(Entries with figure data)

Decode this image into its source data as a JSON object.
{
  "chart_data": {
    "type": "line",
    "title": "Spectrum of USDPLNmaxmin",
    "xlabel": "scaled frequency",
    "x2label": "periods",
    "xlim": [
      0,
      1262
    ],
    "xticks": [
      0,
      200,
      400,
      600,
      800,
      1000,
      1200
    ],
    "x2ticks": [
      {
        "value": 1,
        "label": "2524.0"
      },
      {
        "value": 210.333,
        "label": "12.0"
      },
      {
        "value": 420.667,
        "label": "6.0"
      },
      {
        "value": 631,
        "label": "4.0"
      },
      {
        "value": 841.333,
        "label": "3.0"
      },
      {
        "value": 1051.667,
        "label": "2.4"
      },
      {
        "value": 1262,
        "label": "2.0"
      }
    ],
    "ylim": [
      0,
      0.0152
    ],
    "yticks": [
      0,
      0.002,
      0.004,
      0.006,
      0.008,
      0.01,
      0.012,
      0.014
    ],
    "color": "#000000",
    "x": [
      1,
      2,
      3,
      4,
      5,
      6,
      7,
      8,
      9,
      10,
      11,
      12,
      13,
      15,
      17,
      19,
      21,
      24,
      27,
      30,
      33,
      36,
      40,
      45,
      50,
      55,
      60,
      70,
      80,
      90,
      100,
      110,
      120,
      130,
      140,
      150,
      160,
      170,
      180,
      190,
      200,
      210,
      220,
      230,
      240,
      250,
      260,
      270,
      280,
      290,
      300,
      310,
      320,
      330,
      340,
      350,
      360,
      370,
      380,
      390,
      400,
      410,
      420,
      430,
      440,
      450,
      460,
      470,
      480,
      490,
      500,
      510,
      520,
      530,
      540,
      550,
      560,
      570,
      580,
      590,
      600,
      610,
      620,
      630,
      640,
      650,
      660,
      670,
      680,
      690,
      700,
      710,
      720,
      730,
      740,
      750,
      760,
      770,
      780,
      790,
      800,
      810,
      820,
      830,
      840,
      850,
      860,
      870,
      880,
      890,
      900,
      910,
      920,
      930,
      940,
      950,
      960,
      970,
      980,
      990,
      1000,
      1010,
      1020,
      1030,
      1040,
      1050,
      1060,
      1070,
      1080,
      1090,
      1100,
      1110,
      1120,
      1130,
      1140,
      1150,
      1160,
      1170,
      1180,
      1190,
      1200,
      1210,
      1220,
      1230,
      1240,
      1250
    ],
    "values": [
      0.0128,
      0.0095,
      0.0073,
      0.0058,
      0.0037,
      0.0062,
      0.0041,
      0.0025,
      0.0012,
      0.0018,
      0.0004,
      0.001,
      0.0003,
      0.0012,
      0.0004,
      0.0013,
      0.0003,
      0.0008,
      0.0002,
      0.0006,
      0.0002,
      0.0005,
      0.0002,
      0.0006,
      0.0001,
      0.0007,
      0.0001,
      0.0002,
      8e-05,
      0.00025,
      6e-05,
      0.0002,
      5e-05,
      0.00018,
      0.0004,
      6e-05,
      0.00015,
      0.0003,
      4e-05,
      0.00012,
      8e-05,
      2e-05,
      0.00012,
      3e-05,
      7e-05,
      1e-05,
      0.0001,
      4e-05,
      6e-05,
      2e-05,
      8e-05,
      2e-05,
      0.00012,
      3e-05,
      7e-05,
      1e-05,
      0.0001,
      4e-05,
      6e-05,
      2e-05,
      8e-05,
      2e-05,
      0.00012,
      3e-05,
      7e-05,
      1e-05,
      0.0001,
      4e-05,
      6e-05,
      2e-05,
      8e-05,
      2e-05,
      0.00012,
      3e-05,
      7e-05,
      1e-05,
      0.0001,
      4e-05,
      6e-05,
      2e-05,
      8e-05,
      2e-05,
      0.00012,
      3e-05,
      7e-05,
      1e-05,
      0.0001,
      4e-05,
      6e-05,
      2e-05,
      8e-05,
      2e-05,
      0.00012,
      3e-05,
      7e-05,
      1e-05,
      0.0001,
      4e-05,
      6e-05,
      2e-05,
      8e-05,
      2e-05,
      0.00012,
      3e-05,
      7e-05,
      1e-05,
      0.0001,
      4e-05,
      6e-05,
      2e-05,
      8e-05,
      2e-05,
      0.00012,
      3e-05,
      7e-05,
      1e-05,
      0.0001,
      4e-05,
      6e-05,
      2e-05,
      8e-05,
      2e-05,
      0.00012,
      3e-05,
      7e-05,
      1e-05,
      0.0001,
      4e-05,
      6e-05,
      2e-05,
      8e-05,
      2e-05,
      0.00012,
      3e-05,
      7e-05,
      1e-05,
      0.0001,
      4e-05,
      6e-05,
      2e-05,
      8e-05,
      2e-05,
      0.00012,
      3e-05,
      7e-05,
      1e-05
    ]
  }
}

### [Instruction]
Write out the data again, exactly and in full.

### [The solution]
Decode this image into its source data as a JSON object.
{
  "chart_data": {
    "type": "line",
    "title": "Spectrum of USDPLNmaxmin",
    "xlabel": "scaled frequency",
    "x2label": "periods",
    "xlim": [
      0,
      1262
    ],
    "xticks": [
      0,
      200,
      400,
      600,
      800,
      1000,
      1200
    ],
    "x2ticks": [
      {
        "value": 1,
        "label": "2524.0"
      },
      {
        "value": 210.333,
        "label": "12.0"
      },
      {
        "value": 420.667,
        "label": "6.0"
      },
      {
        "value": 631,
        "label": "4.0"
      },
      {
        "value": 841.333,
        "label": "3.0"
      },
      {
        "value": 1051.667,
        "label": "2.4"
      },
      {
        "value": 1262,
        "label": "2.0"
      }
    ],
    "ylim": [
      0,
      0.0152
    ],
    "yticks": [
      0,
      0.002,
      0.004,
      0.006,
      0.008,
      0.01,
      0.012,
      0.014
    ],
    "color": "#000000",
    "x": [
      1,
      2,
      3,
      4,
      5,
      6,
      7,
      8,
      9,
      10,
      11,
      12,
      13,
      15,
      17,
      19,
      21,
      24,
      27,
      30,
      33,
      36,
      40,
      45,
      50,
      55,
      60,
      70,
      80,
      90,
      100,
      110,
      120,
      130,
      140,
      150,
      160,
      170,
      180,
      190,
      200,
      210,
      220,
      230,
      240,
      250,
      260,
      270,
      280,
      290,
      300,
      310,
      320,
      330,
      340,
      350,
      360,
      370,
      380,
      390,
      400,
      410,
      420,
      430,
      440,
      450,
      460,
      470,
      480,
      490,
      500,
      510,
      520,
      530,
      540,
      550,
      560,
      570,
      580,
      590,
      600,
      610,
      620,
      630,
      640,
      650,
      660,
      670,
      680,
      690,
      700,
      710,
      720,
      730,
      740,
      750,
      760,
      770,
      780,
      790,
      800,
      810,
      820,
      830,
      840,
      850,
      860,
      870,
      880,
      890,
      900,
      910,
      920,
      930,
      940,
      950,
      960,
      970,
      980,
      990,
      1000,
      1010,
      1020,
      1030,
      1040,
      1050,
      1060,
      1070,
      1080,
      1090,
      1100,
      1110,
      1120,
      1130,
      1140,
      1150,
      1160,
      1170,
      1180,
      1190,
      1200,
      1210,
      1220,
      1230,
      1240,
      1250
    ],
    "values": [
      0.0128,
      0.0095,
      0.0073,
      0.0058,
      0.0037,
      0.0062,
      0.0041,
      0.0025,
      0.0012,
      0.0018,
      0.0004,
      0.001,
      0.0003,
      0.0012,
      0.0004,
      0.0013,
      0.0003,
      0.0008,
      0.0002,
      0.0006,
      0.0002,
      0.0005,
      0.0002,
      0.0006,
      0.0001,
      0.0007,
      0.0001,
      0.0002,
      8e-05,
      0.00025,
      6e-05,
      0.0002,
      5e-05,
      0.00018,
      0.0004,
      6e-05,
      0.00015,
      0.0003,
      4e-05,
      0.00012,
      8e-05,
      2e-05,
      0.00012,
      3e-05,
      7e-05,
      1e-05,
      0.0001,
      4e-05,
      6e-05,
      2e-05,
      8e-05,
      2e-05,
      0.00012,
      3e-05,
      7e-05,
      1e-05,
      0.0001,
      4e-05,
      6e-05,
      2e-05,
      8e-05,
      2e-05,
      0.00012,
      3e-05,
      7e-05,
      1e-05,
      0.0001,
      4e-05,
      6e-05,
      2e-05,
      8e-05,
      2e-05,
      0.00012,
      3e-05,
      7e-05,
      1e-05,
      0.0001,
      4e-05,
      6e-05,
      2e-05,
      8e-05,
      2e-05,
      0.00012,
      3e-05,
      7e-05,
      1e-05,
      0.0001,
      4e-05,
      6e-05,
      2e-05,
      8e-05,
      2e-05,
      0.00012,
      3e-05,
      7e-05,
      1e-05,
      0.0001,
      4e-05,
      6e-05,
      2e-05,
      8e-05,
      2e-05,
      0.00012,
      3e-05,
      7e-05,
      1e-05,
      0.0001,
      4e-05,
      6e-05,
      2e-05,
      8e-05,
      2e-05,
      0.00012,
      3e-05,
      7e-05,
      1e-05,
      0.0001,
      4e-05,
      6e-05,
      2e-05,
      8e-05,
      2e-05,
      0.00012,
      3e-05,
      7e-05,
      1e-05,
      0.0001,
      4e-05,
      6e-05,
      2e-05,
      8e-05,
      2e-05,
      0.00012,
      3e-05,
      7e-05,
      1e-05,
      0.0001,
      4e-05,
      6e-05,
      2e-05,
      8e-05,
      2e-05,
      0.00012,
      3e-05,
      7e-05,
      1e-05
    ]
  }
}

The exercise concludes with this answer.